** START **
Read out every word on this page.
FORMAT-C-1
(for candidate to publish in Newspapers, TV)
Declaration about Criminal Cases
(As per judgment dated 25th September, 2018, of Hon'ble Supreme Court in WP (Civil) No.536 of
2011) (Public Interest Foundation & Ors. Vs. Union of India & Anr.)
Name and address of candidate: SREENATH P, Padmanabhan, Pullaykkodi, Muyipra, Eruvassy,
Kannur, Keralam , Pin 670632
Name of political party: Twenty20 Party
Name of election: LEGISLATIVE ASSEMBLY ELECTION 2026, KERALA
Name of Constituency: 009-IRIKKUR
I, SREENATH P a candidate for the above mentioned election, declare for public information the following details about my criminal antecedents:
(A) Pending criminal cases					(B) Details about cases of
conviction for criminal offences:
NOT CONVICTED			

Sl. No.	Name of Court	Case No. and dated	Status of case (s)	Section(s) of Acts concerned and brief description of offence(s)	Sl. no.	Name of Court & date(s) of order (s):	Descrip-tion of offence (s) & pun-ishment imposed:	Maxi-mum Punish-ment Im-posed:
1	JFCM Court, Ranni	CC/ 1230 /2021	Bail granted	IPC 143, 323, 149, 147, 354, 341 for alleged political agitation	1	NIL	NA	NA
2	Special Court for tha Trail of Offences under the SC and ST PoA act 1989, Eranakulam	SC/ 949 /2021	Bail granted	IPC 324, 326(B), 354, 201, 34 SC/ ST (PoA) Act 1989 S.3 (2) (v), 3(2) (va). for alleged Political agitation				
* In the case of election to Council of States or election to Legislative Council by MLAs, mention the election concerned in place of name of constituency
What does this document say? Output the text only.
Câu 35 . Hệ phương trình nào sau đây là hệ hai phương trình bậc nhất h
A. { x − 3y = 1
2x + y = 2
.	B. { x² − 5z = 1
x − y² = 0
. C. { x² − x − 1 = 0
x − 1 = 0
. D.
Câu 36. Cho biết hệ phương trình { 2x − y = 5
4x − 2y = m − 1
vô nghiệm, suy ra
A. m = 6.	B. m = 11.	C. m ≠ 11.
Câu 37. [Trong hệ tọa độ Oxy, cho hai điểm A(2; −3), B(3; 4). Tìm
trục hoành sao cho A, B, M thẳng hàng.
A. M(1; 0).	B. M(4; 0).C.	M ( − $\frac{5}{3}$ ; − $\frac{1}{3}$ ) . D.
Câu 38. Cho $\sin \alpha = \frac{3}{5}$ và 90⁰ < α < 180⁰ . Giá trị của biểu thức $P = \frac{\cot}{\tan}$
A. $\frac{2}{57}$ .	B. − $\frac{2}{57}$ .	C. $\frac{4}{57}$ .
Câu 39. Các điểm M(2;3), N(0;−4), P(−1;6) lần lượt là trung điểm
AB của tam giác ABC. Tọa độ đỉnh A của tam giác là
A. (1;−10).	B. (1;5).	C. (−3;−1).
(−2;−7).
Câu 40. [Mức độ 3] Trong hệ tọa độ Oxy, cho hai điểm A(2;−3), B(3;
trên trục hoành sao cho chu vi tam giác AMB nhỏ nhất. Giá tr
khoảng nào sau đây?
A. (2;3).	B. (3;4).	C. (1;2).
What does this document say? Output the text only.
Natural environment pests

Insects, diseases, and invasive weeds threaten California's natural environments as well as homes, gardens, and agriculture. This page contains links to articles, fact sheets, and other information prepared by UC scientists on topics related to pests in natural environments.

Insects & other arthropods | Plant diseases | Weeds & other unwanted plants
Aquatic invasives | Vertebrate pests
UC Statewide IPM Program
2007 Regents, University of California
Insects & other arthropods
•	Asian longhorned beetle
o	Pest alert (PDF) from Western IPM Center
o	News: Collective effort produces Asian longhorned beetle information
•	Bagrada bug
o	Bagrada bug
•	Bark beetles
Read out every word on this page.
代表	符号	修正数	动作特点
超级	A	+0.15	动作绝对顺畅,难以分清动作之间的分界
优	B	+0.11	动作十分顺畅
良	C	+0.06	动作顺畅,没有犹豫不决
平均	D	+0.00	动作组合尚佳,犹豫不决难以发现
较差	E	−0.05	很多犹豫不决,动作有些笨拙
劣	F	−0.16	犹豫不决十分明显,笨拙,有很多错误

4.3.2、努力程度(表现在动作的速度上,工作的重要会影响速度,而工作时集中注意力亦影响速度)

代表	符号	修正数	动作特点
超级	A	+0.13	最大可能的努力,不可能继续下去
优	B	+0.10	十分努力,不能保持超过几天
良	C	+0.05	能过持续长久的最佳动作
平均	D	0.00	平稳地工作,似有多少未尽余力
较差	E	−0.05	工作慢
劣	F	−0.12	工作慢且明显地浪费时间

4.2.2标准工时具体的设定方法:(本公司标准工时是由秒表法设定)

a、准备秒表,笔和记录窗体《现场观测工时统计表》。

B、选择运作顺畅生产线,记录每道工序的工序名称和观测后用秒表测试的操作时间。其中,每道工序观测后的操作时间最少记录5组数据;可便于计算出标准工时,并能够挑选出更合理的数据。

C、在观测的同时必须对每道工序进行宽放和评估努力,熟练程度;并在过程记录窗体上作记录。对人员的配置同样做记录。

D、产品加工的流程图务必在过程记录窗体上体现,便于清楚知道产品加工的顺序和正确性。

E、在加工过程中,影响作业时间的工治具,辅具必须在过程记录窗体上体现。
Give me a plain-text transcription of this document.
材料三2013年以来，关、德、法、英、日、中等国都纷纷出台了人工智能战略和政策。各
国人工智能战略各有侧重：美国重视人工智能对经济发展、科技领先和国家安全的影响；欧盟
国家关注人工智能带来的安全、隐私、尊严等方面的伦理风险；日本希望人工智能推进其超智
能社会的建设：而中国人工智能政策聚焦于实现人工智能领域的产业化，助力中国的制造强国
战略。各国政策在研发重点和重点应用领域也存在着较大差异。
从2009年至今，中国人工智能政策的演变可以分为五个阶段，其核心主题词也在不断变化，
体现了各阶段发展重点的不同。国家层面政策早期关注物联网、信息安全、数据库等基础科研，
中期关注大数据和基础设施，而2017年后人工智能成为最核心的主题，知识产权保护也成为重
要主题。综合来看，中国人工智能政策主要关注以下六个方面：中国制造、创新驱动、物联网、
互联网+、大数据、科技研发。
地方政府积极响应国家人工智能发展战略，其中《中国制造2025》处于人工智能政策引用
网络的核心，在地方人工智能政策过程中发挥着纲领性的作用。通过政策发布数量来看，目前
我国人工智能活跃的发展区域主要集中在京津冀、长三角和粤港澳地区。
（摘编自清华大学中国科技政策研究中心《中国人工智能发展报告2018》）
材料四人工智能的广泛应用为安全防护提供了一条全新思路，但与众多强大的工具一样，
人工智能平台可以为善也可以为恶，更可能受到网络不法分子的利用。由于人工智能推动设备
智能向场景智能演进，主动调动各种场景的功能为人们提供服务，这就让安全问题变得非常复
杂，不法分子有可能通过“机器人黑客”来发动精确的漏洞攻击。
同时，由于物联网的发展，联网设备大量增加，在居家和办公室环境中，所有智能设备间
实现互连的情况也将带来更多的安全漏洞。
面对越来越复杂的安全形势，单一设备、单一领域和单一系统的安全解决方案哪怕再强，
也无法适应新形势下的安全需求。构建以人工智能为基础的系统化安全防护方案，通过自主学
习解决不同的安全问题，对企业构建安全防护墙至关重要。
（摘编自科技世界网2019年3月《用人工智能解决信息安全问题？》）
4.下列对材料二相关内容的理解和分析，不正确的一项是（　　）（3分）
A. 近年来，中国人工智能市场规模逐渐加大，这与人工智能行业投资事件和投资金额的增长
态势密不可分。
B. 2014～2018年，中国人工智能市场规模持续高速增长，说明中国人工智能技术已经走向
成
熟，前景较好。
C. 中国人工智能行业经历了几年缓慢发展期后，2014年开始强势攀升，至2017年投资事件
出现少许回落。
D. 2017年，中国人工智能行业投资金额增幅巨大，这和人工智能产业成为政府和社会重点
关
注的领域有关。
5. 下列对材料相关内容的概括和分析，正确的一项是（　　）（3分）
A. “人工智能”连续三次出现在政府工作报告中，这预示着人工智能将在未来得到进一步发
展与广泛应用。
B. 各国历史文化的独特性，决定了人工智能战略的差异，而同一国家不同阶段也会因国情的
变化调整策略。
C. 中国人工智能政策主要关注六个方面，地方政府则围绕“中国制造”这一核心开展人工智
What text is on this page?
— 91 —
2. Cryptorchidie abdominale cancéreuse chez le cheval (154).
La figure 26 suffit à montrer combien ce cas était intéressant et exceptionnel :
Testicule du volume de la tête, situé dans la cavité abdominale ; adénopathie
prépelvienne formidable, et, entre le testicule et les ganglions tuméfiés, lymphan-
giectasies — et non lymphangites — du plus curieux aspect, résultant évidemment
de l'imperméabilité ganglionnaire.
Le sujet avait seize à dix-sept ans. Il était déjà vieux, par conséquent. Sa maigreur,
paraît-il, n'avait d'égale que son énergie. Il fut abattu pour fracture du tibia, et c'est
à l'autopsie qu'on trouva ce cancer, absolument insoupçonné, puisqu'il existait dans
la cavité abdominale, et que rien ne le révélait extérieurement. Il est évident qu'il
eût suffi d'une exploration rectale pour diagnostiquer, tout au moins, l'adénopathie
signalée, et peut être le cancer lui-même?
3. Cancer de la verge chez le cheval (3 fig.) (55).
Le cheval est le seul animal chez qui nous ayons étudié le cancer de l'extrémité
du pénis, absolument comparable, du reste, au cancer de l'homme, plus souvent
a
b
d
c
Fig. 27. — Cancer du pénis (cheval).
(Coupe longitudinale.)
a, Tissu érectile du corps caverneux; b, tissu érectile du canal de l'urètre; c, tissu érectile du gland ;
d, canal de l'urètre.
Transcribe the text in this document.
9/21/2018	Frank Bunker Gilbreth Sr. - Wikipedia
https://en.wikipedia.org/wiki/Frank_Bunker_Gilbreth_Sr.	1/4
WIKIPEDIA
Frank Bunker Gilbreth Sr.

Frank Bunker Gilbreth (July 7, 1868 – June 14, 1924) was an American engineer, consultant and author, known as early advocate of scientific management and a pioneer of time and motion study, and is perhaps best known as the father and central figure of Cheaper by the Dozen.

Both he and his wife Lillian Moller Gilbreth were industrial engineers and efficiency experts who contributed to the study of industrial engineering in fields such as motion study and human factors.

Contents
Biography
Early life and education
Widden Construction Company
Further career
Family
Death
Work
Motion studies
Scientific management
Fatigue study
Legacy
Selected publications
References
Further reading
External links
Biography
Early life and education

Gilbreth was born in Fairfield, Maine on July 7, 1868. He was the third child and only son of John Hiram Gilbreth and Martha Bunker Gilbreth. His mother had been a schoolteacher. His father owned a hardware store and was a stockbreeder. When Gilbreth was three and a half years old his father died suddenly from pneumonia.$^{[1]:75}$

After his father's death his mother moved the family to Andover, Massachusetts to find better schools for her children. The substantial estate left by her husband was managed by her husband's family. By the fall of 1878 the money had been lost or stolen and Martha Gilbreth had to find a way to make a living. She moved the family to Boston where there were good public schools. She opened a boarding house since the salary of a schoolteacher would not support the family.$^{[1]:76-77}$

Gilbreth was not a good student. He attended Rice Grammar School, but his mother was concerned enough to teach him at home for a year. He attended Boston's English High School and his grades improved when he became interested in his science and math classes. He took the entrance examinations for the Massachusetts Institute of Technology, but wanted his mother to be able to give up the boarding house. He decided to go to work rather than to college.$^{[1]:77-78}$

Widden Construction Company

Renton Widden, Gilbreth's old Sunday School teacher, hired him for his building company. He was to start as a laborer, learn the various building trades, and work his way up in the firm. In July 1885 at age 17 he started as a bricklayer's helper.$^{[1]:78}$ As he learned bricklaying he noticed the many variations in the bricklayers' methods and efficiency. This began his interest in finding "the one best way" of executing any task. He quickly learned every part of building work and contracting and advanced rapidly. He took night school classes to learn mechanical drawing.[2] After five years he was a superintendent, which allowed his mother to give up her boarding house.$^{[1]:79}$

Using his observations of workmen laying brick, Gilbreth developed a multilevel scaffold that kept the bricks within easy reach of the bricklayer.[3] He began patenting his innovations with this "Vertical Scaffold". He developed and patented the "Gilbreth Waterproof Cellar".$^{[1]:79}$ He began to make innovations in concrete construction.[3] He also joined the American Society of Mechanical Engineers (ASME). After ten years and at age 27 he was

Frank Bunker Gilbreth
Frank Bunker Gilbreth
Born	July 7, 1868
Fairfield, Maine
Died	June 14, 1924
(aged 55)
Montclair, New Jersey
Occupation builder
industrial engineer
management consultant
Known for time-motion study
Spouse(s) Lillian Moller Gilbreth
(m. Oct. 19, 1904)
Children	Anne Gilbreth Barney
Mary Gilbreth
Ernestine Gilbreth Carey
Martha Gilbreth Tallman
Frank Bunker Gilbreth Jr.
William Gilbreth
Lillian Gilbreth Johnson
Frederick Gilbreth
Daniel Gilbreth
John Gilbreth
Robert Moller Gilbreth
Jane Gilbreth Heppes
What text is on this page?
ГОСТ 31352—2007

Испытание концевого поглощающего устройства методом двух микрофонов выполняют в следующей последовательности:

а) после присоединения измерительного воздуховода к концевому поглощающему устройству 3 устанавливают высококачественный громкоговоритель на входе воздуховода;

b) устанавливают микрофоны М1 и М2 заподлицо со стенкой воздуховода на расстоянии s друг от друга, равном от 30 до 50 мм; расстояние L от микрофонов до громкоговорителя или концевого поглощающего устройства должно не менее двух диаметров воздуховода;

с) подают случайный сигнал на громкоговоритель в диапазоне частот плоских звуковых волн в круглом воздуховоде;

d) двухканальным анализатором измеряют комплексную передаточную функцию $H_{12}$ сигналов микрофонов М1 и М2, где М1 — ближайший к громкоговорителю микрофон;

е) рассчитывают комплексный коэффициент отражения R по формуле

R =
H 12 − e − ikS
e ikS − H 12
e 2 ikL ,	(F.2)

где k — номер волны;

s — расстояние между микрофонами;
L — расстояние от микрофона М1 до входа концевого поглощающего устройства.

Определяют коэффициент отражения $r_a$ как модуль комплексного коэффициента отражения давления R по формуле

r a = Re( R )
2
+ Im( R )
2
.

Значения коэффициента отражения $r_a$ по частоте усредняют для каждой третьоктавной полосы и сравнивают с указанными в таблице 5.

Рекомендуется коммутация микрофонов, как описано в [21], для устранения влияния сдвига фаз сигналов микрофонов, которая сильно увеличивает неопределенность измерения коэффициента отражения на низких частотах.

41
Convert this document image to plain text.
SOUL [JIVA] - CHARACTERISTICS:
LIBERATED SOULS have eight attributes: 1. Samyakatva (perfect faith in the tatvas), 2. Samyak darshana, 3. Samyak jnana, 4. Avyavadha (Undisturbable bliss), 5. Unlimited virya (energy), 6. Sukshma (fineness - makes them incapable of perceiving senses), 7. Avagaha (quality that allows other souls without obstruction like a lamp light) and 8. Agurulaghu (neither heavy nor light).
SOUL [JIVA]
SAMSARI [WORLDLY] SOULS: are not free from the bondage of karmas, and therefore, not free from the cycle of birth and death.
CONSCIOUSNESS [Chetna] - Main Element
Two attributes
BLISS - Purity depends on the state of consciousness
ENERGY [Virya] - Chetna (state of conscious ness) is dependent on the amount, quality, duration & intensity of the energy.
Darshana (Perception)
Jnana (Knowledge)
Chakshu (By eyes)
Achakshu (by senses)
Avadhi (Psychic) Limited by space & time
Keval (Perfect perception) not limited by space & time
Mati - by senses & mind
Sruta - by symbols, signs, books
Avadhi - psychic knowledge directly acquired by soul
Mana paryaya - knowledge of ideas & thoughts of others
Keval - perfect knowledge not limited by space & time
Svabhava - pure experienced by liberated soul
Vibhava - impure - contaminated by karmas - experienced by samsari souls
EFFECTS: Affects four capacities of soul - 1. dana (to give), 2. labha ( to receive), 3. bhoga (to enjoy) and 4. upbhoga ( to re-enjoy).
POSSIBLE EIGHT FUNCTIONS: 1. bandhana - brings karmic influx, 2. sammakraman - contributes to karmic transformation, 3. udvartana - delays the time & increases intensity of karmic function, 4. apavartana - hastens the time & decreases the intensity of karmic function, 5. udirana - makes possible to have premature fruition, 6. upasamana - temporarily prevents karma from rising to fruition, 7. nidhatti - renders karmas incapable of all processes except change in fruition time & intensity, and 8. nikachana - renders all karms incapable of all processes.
** END **
### Requirements
Count the lines above that contain the word "Trong". Give only the number.

### Result for this task
2